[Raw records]
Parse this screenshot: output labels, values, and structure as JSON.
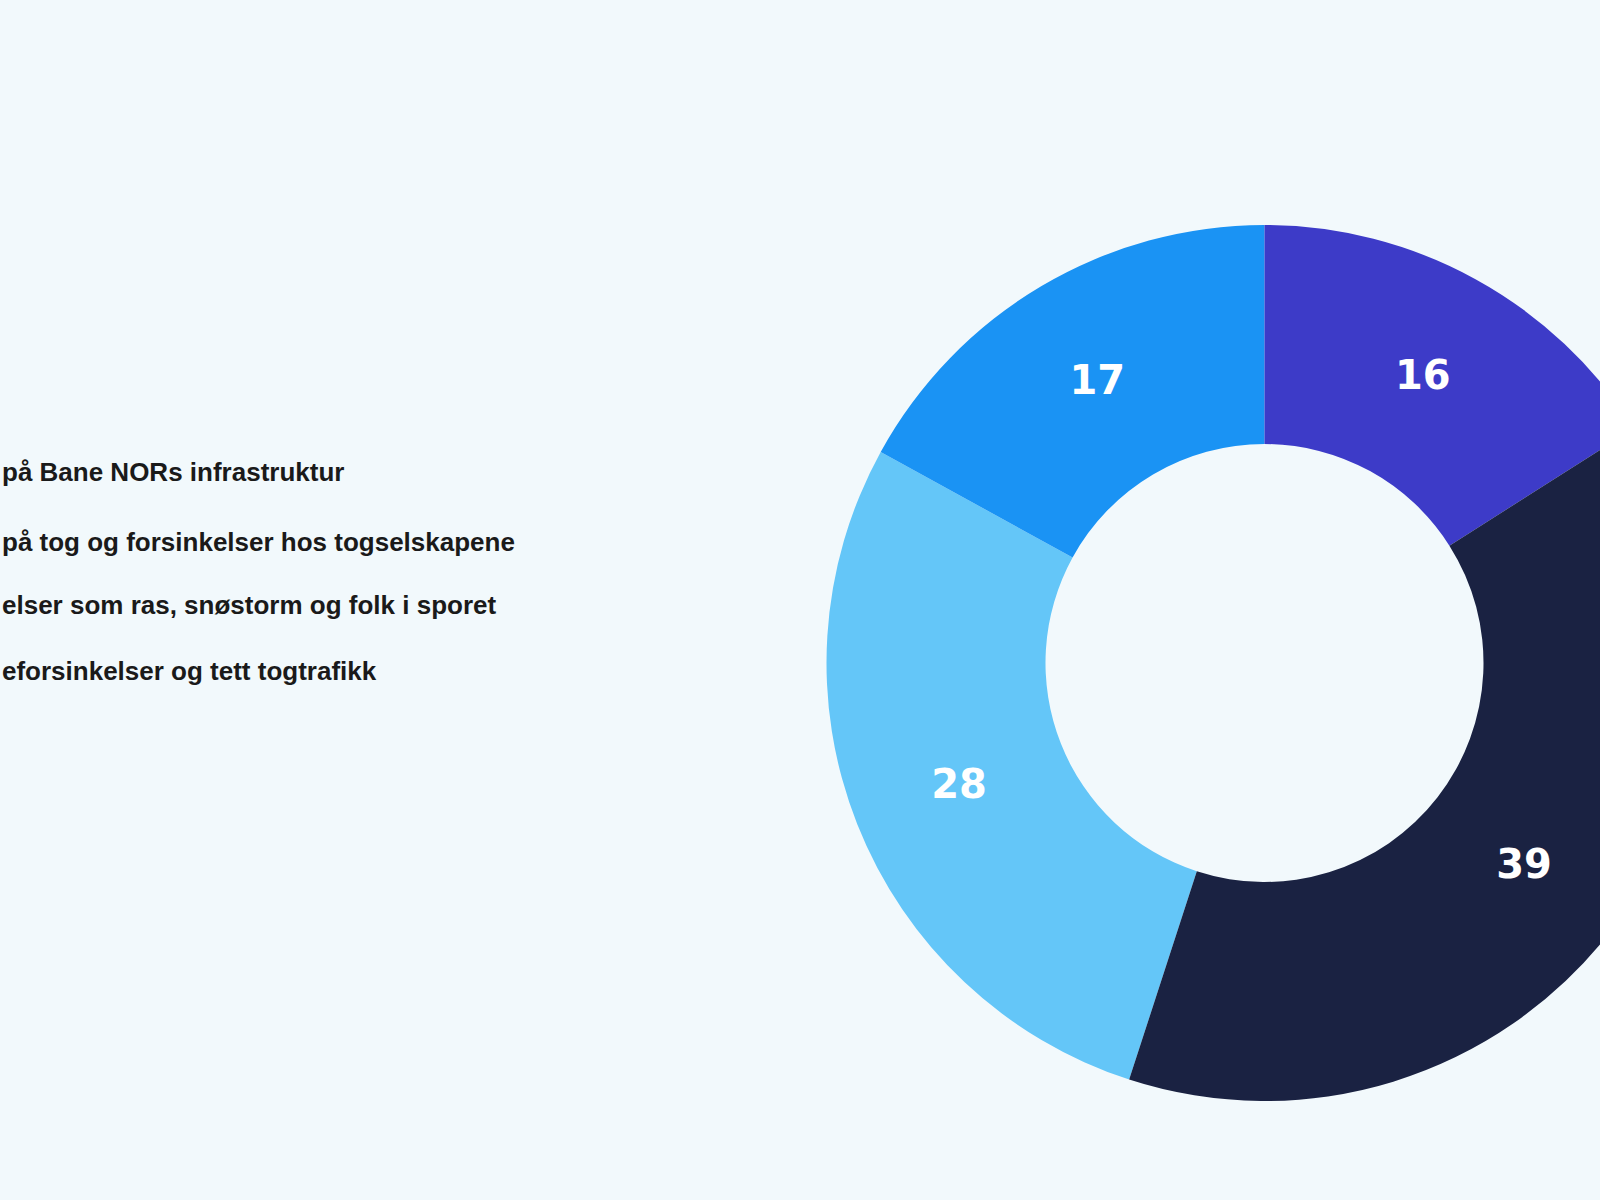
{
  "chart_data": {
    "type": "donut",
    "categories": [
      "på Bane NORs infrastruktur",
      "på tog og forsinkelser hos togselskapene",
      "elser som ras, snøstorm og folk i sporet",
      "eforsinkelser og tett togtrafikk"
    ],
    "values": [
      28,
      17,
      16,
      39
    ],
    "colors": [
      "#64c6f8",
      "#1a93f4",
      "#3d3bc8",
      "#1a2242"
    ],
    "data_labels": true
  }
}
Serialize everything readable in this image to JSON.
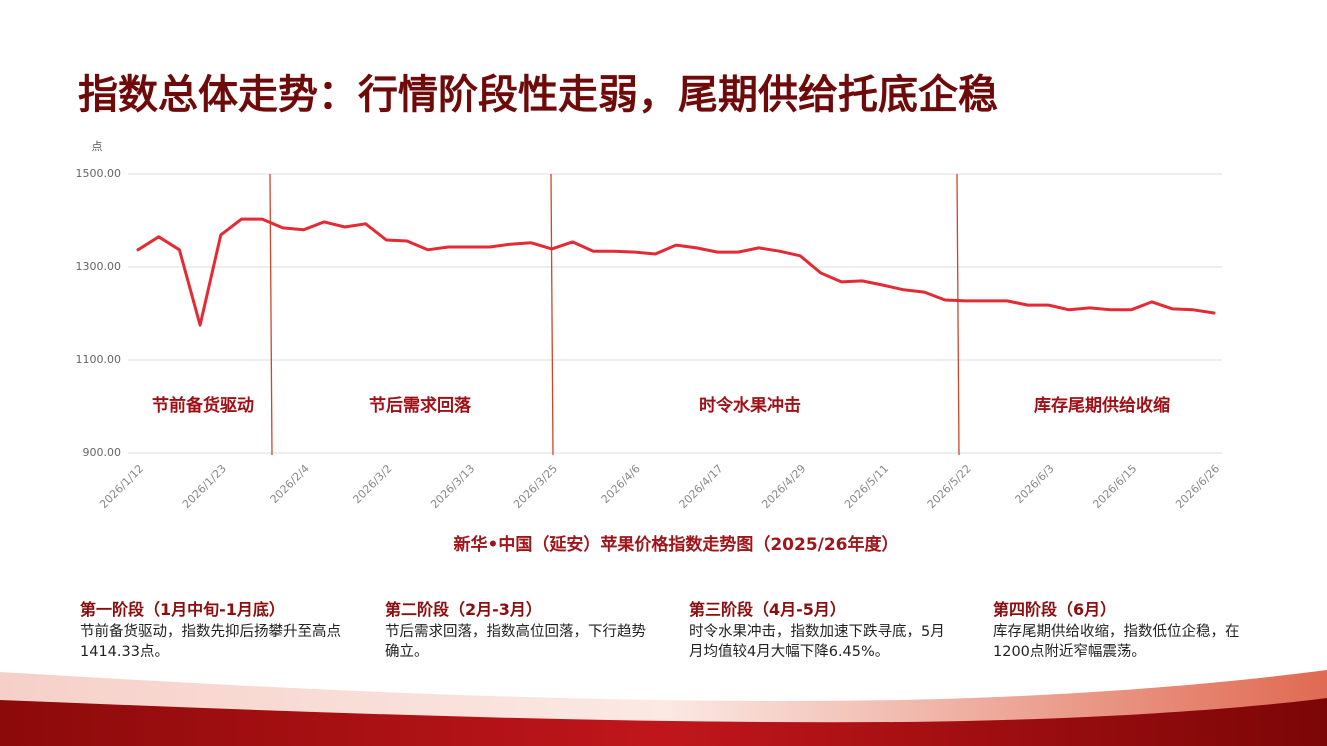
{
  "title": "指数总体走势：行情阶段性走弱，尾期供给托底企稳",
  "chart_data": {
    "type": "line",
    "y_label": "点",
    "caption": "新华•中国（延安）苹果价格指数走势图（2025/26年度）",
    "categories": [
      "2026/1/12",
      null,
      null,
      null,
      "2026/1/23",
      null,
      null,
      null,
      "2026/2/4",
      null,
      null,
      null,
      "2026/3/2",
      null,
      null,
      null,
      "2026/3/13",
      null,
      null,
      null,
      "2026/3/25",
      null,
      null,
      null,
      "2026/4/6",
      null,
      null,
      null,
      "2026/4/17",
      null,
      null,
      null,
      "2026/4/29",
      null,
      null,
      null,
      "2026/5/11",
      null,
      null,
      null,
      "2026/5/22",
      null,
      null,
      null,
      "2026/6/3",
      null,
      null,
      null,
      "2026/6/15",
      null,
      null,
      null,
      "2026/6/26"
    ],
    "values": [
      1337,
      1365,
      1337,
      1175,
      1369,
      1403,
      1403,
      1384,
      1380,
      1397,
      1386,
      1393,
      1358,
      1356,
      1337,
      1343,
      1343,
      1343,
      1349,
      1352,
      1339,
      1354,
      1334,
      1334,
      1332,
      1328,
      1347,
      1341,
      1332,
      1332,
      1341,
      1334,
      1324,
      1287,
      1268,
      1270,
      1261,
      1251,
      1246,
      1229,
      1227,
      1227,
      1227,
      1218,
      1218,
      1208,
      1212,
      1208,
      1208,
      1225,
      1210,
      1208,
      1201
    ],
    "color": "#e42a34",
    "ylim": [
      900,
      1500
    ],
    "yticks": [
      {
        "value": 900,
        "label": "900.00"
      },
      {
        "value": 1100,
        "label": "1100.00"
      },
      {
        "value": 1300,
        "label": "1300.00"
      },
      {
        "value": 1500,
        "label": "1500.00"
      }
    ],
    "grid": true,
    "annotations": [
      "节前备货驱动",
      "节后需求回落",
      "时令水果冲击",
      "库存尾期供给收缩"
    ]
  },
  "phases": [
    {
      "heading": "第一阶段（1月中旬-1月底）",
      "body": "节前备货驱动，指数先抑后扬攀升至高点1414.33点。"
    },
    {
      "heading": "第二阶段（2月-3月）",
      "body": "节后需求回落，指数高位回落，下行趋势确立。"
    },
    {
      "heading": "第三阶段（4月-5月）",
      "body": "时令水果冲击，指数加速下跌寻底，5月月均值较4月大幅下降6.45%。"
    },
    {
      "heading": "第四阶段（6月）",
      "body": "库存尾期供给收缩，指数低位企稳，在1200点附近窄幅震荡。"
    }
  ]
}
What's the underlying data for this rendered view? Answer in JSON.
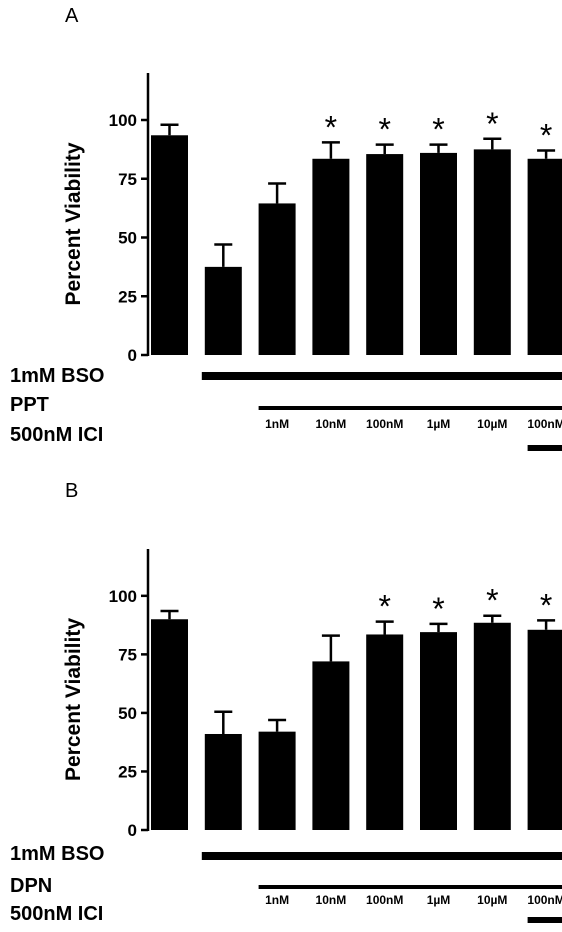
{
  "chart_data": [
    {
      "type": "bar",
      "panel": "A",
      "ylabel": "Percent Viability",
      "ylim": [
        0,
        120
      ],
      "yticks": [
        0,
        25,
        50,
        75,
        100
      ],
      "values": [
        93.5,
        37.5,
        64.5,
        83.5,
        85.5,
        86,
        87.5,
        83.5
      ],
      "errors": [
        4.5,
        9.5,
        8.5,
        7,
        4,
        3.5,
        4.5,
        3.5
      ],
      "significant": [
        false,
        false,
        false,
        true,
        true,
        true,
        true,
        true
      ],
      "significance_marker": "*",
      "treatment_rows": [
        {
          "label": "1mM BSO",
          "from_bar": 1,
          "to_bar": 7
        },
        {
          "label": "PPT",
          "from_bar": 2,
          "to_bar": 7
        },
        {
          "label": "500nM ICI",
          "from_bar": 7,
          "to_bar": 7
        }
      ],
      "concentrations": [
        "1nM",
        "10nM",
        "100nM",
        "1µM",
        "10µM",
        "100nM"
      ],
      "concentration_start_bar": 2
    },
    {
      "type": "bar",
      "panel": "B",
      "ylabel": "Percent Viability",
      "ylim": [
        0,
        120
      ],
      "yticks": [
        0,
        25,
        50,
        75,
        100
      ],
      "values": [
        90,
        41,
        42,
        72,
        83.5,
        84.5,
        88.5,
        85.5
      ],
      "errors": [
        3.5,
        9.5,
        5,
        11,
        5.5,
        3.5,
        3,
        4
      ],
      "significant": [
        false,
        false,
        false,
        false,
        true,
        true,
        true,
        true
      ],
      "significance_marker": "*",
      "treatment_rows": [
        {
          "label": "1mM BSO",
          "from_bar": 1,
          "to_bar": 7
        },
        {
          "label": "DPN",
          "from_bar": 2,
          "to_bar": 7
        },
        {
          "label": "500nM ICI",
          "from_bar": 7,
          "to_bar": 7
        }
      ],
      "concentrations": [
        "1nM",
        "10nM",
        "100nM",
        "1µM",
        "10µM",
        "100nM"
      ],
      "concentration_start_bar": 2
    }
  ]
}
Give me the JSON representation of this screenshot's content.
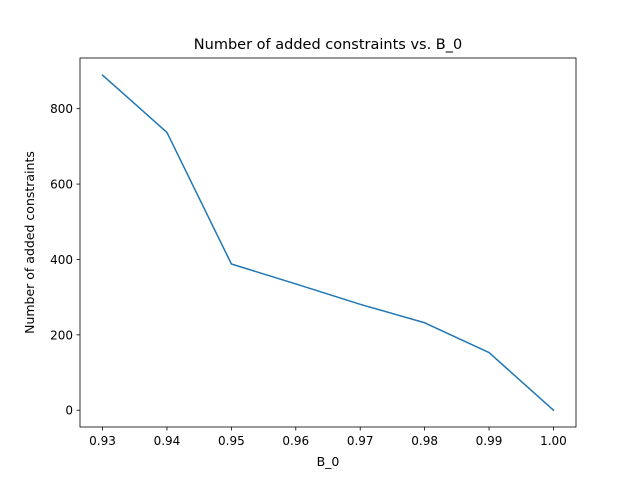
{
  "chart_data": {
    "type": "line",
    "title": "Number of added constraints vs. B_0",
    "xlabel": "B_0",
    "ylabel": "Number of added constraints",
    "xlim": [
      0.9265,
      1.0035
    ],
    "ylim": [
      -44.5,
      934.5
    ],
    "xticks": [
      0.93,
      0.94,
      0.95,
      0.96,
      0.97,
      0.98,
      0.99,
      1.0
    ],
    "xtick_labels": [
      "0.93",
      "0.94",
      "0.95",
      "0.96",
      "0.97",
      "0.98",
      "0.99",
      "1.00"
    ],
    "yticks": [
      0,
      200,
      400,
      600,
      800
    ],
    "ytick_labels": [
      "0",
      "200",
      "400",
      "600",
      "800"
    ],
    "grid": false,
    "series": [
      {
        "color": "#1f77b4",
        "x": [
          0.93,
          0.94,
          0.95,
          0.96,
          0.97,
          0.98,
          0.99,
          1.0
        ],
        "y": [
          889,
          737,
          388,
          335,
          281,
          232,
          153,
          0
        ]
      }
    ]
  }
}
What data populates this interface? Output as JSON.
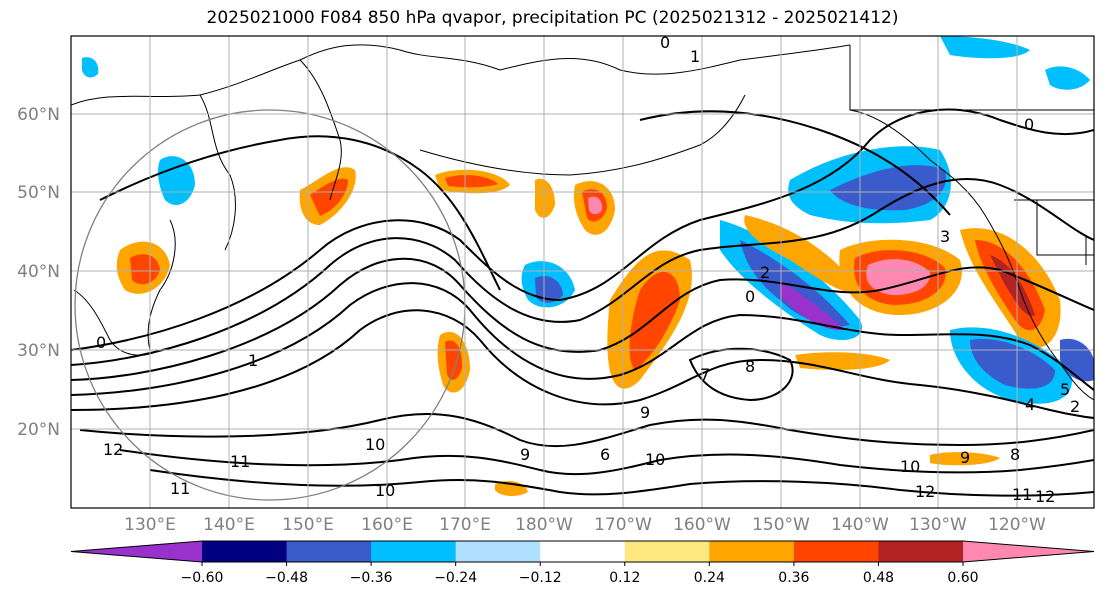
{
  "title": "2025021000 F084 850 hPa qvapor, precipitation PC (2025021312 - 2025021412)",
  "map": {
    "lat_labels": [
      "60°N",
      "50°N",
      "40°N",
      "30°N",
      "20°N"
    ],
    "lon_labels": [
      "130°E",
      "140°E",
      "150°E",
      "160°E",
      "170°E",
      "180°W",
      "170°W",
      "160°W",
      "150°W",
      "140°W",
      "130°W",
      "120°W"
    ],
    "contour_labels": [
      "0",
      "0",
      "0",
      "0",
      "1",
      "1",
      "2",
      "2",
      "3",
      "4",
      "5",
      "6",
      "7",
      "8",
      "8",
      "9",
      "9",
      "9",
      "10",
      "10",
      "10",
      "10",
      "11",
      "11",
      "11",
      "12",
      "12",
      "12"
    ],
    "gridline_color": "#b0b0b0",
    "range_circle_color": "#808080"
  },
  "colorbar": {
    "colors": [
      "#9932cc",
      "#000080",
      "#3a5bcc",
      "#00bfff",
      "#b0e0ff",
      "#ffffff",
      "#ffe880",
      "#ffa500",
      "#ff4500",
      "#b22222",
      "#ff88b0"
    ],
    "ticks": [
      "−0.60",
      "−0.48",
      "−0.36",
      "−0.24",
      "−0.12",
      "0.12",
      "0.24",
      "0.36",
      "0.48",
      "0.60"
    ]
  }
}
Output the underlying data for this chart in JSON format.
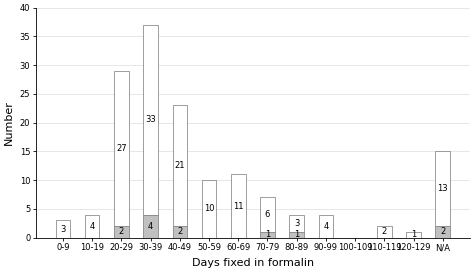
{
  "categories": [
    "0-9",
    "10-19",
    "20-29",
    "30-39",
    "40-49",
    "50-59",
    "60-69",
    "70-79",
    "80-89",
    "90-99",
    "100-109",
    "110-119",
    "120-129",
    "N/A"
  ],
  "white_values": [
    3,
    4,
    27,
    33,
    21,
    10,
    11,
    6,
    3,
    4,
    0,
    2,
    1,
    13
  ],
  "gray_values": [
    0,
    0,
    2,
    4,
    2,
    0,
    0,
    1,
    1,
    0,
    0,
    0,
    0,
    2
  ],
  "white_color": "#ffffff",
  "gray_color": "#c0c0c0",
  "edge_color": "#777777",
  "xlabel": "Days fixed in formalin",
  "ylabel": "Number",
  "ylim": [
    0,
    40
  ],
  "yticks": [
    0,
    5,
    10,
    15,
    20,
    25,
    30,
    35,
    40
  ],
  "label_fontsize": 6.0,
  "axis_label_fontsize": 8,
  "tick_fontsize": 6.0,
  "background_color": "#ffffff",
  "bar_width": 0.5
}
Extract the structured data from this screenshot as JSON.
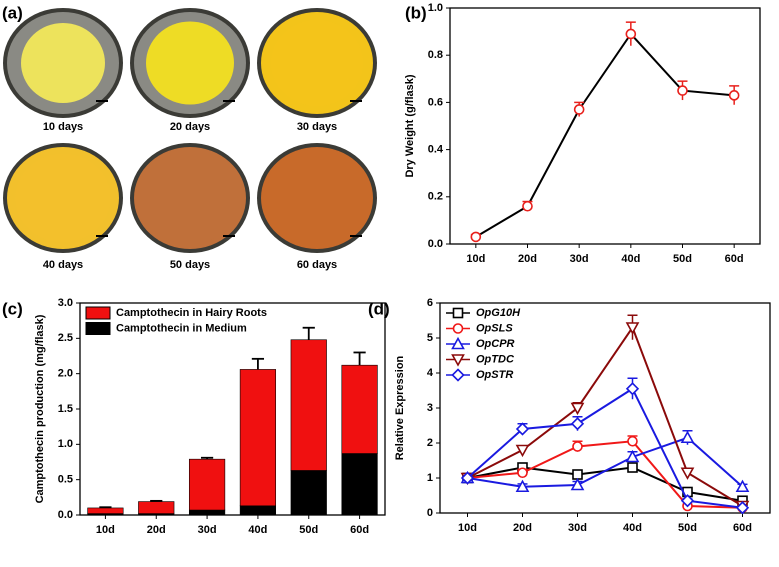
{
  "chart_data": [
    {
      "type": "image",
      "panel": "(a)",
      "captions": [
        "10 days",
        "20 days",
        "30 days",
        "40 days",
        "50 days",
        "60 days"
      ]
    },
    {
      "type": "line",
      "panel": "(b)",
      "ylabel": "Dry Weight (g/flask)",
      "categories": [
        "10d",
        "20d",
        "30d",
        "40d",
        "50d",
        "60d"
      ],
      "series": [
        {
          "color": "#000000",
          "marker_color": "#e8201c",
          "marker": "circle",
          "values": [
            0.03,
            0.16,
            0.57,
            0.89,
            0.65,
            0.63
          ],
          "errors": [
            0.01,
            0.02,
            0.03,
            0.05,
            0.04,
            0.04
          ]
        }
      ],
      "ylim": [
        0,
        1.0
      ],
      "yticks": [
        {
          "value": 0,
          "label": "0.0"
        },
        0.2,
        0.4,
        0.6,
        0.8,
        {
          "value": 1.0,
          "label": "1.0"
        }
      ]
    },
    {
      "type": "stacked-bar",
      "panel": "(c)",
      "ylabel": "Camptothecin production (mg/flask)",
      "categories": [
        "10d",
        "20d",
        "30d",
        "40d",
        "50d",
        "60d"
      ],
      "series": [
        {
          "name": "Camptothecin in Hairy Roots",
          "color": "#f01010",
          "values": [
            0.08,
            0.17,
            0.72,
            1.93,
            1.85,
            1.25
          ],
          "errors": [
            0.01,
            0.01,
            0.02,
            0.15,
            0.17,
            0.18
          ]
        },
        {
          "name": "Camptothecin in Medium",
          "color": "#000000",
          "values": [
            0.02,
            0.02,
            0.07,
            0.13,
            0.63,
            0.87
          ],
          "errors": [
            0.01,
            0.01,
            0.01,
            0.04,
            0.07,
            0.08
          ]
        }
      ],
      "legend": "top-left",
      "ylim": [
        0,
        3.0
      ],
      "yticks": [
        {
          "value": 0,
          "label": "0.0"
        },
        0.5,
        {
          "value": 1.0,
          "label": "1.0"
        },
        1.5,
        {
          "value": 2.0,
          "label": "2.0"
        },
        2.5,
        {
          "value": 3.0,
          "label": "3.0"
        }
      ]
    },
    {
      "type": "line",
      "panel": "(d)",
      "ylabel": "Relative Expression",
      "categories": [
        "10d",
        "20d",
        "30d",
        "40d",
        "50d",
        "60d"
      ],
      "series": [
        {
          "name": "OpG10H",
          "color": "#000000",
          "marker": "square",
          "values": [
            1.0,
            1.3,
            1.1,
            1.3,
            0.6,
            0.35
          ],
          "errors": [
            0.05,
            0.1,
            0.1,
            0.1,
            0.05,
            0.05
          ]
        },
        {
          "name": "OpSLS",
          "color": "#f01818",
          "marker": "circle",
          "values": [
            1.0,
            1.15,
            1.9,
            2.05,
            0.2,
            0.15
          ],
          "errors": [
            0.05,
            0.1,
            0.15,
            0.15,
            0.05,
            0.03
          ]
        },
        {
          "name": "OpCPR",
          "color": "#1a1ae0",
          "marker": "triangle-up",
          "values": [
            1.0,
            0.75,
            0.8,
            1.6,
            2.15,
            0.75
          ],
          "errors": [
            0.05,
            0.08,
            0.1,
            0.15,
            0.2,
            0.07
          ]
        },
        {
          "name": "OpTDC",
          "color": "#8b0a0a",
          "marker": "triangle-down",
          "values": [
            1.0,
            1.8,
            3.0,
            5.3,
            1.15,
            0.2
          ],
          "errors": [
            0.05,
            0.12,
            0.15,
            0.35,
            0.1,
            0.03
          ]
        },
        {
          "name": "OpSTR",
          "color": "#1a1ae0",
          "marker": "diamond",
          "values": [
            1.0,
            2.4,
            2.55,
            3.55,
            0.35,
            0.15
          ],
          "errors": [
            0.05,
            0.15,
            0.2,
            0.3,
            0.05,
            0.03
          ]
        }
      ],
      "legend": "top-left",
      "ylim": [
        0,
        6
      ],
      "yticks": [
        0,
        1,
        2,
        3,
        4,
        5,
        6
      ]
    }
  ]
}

## Exercise
Pull every line containing "body" out of the records.

## Written answer
      "body": "节前备货驱动，指数先抑后扬攀升至高点1414.33点。"
      "body": "节后需求回落，指数高位回落，下行趋势确立。"
      "body": "时令水果冲击，指数加速下跌寻底，5月月均值较4月大幅下降6.45%。"
      "body": "库存尾期供给收缩，指数低位企稳，在1200点附近窄幅震荡。"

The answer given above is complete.